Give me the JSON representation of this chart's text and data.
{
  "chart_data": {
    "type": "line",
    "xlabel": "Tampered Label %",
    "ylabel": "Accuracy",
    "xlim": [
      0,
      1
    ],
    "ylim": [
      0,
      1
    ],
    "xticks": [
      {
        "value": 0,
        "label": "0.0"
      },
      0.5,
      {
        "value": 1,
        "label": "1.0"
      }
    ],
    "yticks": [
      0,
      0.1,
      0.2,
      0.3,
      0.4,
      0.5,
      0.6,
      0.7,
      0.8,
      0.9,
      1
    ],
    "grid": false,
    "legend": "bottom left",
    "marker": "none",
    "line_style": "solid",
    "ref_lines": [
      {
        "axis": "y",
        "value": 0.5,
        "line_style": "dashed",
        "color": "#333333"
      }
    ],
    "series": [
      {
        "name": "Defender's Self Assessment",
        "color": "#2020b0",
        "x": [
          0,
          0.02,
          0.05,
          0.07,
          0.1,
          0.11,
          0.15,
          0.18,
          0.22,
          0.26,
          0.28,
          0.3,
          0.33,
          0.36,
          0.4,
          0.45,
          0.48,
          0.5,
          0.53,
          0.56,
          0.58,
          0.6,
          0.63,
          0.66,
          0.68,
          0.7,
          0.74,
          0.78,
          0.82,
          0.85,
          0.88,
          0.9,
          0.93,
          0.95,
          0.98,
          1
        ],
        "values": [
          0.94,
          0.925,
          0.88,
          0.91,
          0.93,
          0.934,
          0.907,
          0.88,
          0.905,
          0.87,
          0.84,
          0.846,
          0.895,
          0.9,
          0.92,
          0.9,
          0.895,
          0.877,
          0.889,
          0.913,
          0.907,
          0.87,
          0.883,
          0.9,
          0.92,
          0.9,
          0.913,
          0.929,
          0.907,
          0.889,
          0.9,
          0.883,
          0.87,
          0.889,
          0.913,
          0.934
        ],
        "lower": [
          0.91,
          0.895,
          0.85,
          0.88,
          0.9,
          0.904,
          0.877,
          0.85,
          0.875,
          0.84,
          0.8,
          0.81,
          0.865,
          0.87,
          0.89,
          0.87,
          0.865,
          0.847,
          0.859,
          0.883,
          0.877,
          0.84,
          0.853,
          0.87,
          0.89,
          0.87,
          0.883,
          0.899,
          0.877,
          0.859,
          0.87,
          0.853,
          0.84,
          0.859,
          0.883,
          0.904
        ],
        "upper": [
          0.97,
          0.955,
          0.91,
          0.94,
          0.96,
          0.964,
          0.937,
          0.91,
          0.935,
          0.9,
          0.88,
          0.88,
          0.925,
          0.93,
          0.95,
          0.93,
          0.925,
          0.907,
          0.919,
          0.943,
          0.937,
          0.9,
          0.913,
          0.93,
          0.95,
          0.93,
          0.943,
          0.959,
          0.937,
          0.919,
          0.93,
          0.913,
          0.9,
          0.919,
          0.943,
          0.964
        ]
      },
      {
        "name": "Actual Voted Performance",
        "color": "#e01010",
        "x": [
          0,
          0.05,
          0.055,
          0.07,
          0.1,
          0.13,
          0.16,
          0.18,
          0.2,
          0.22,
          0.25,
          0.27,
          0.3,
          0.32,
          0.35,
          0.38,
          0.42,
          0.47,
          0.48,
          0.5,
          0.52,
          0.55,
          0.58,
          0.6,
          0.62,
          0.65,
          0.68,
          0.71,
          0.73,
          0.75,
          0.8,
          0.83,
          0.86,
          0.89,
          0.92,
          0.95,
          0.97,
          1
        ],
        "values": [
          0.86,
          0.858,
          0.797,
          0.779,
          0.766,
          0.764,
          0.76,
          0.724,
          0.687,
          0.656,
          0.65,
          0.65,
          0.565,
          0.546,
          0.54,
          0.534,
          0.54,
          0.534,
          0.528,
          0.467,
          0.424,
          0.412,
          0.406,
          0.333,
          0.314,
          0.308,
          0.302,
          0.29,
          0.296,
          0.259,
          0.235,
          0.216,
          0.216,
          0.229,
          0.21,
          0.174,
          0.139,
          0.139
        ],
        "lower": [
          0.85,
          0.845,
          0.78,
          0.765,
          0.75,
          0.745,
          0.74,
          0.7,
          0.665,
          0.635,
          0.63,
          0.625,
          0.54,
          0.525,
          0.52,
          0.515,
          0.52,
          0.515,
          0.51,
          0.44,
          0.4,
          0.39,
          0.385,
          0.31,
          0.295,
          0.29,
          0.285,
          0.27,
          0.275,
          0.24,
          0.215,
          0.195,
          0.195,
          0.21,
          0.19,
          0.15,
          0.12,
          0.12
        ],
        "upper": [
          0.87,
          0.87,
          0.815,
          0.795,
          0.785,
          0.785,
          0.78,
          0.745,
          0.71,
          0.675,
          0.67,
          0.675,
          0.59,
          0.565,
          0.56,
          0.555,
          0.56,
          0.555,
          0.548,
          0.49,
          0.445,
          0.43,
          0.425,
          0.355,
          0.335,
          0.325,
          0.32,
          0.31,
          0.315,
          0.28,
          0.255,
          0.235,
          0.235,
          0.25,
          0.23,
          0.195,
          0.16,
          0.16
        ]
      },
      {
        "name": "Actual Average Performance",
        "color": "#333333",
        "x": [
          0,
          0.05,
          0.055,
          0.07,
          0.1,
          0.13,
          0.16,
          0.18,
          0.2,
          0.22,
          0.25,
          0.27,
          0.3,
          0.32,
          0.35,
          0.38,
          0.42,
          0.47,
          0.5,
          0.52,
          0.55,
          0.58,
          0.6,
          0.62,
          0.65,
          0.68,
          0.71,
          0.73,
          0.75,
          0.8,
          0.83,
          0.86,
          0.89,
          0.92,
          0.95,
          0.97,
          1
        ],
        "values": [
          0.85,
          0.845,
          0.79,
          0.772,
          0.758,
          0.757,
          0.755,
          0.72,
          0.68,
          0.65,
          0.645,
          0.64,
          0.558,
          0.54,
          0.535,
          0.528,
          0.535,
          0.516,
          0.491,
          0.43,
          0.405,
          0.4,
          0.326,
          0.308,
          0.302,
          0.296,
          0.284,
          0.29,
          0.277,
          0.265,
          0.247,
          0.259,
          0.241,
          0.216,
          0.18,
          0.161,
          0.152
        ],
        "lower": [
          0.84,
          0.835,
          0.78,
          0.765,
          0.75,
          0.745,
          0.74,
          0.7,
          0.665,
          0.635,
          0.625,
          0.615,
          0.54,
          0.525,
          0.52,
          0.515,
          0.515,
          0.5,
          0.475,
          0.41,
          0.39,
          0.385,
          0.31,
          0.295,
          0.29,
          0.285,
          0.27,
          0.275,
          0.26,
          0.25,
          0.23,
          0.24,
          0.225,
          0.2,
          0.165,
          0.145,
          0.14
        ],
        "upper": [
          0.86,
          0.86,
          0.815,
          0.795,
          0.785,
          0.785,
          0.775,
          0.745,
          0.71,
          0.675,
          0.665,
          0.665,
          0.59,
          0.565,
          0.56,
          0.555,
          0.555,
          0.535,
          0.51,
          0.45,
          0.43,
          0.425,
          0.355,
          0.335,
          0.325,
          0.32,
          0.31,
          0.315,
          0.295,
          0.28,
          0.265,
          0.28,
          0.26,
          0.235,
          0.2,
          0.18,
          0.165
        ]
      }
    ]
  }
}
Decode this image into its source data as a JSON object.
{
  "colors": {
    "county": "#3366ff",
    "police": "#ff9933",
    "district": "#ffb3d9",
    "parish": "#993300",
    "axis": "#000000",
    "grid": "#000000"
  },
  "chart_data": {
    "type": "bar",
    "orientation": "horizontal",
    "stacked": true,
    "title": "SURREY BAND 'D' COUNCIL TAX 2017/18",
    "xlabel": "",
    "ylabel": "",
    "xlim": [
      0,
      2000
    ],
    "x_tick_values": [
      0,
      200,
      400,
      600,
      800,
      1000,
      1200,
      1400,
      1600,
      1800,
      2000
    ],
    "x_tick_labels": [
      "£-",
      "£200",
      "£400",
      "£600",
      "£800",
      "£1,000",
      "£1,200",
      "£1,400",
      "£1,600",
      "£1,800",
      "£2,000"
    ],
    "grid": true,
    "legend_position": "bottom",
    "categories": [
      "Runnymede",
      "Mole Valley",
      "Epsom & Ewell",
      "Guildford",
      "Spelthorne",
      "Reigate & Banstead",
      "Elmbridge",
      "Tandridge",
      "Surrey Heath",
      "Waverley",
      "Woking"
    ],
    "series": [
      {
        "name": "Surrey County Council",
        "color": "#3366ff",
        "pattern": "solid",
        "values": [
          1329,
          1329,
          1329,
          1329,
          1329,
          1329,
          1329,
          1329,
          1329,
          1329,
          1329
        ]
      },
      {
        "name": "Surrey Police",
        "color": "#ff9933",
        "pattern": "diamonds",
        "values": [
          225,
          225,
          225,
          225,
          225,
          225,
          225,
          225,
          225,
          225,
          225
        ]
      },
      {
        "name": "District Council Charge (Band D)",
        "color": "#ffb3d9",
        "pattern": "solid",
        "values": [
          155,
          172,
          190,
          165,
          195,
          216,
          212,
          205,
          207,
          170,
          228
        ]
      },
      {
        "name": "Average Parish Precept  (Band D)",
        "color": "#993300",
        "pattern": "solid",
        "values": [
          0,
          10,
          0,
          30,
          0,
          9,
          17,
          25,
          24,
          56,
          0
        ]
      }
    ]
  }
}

• **Stated exercise**:
Find each line with the string "Actual" and copy it out.

• **Task result**:
        "name": "Actual Voted Performance",
        "name": "Actual Average Performance",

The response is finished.